Stored data entries
- - - - - - -

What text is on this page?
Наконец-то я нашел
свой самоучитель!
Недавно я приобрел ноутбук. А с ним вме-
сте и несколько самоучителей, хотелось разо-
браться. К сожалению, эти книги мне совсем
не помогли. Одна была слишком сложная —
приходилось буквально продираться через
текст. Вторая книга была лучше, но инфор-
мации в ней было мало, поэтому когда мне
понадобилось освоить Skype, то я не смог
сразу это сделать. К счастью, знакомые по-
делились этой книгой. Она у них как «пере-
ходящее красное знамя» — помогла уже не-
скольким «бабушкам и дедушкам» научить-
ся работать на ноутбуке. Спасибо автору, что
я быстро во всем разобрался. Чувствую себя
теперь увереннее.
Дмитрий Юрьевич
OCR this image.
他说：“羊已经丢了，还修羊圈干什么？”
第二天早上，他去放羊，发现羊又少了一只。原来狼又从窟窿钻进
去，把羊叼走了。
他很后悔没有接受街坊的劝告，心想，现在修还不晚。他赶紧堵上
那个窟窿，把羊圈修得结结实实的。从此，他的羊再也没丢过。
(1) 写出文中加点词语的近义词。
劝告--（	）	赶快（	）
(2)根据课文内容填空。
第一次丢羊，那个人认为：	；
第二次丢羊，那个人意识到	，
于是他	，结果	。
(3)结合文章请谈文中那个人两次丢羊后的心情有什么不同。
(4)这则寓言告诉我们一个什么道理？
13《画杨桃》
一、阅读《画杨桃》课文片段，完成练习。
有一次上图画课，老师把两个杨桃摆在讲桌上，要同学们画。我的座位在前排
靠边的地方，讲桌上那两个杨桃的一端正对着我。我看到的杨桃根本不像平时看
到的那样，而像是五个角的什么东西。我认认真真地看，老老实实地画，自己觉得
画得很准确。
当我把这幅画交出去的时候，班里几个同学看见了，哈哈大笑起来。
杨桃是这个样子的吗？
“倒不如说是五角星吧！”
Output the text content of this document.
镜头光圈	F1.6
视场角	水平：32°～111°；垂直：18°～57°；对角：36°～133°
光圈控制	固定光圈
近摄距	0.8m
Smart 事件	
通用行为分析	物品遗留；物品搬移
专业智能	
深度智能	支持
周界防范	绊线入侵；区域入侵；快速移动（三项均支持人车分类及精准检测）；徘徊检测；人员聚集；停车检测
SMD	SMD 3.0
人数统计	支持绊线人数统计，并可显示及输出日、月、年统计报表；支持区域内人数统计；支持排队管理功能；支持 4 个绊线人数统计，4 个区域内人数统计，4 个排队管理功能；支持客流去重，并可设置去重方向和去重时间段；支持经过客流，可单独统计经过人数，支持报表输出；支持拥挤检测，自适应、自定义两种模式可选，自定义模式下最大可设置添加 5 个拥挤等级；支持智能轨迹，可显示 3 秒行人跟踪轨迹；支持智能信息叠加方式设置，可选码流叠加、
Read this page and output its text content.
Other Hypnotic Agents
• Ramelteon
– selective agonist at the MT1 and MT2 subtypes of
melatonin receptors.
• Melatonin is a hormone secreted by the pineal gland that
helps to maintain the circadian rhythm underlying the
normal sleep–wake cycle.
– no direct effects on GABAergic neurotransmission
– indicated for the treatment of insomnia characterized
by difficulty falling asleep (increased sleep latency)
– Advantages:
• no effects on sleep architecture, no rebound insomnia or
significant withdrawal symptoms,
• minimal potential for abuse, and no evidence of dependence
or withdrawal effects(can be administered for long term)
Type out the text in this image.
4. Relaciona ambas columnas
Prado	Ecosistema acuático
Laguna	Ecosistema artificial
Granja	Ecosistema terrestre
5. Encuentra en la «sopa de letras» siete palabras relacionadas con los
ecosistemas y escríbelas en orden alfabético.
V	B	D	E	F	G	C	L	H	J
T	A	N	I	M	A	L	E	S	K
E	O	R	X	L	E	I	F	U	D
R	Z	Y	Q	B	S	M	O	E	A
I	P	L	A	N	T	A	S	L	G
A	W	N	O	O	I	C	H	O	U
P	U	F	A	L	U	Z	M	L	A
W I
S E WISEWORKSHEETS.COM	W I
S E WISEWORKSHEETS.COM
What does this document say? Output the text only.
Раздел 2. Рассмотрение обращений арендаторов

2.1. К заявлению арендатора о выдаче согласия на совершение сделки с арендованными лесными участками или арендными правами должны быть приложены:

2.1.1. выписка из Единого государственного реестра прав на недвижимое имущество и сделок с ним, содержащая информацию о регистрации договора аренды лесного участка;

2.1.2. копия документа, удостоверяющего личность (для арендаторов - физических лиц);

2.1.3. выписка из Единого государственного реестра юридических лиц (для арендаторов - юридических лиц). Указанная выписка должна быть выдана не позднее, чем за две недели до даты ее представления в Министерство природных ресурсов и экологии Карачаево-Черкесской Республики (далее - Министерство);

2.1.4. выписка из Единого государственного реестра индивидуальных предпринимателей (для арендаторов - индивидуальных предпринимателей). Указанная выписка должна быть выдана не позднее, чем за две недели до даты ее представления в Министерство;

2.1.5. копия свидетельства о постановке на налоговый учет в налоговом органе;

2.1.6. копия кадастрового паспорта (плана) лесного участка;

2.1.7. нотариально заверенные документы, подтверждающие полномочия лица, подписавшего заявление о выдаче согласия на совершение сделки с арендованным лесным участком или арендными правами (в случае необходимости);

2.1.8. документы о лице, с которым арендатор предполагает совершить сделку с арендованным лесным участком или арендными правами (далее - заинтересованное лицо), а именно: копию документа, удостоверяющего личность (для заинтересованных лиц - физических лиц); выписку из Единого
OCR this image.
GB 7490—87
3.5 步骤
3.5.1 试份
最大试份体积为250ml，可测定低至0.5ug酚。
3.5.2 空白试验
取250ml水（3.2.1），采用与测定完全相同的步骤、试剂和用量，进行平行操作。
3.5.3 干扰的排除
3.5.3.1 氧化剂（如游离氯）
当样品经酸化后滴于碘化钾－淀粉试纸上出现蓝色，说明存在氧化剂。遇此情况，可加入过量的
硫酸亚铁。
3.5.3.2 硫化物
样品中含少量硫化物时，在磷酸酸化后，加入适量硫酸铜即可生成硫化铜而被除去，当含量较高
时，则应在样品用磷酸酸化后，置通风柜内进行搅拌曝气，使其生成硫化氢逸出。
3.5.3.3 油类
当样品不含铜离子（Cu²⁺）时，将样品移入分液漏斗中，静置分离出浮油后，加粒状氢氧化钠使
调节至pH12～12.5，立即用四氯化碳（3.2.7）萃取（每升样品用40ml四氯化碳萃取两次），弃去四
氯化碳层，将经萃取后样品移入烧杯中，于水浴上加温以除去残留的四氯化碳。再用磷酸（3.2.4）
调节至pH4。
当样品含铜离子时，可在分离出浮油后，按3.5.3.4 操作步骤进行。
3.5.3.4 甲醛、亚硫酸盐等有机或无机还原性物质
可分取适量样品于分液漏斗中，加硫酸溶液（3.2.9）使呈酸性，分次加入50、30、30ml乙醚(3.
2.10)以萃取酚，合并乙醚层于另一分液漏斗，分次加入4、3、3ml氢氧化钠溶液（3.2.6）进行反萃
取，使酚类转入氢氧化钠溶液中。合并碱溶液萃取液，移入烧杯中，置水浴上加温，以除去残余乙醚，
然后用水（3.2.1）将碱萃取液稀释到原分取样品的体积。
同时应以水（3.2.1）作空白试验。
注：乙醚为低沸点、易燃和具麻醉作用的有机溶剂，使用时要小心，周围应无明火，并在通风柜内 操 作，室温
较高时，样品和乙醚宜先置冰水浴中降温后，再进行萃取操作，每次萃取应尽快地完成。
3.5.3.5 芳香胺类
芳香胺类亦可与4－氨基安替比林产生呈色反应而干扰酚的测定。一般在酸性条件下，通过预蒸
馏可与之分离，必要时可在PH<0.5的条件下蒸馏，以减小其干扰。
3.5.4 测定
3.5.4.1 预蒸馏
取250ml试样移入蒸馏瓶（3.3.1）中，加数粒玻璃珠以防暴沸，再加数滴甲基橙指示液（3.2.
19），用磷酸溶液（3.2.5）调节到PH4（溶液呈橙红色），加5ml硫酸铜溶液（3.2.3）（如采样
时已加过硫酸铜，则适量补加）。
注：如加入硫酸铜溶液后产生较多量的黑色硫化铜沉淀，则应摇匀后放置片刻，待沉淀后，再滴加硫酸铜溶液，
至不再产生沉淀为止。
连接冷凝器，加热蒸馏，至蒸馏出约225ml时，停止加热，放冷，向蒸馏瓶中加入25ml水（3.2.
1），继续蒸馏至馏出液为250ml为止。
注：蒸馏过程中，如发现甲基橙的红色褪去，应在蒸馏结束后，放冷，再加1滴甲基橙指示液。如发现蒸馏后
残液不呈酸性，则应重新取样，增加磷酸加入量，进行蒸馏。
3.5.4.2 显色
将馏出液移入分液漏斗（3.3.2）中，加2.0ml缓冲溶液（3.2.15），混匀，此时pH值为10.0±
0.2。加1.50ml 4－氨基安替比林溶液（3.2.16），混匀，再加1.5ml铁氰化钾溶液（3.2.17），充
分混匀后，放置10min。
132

- - - - - - -

## [Objective]
Lines holding the word "личность" should be counted across the entries; state only how many there are.

## [Reply]
2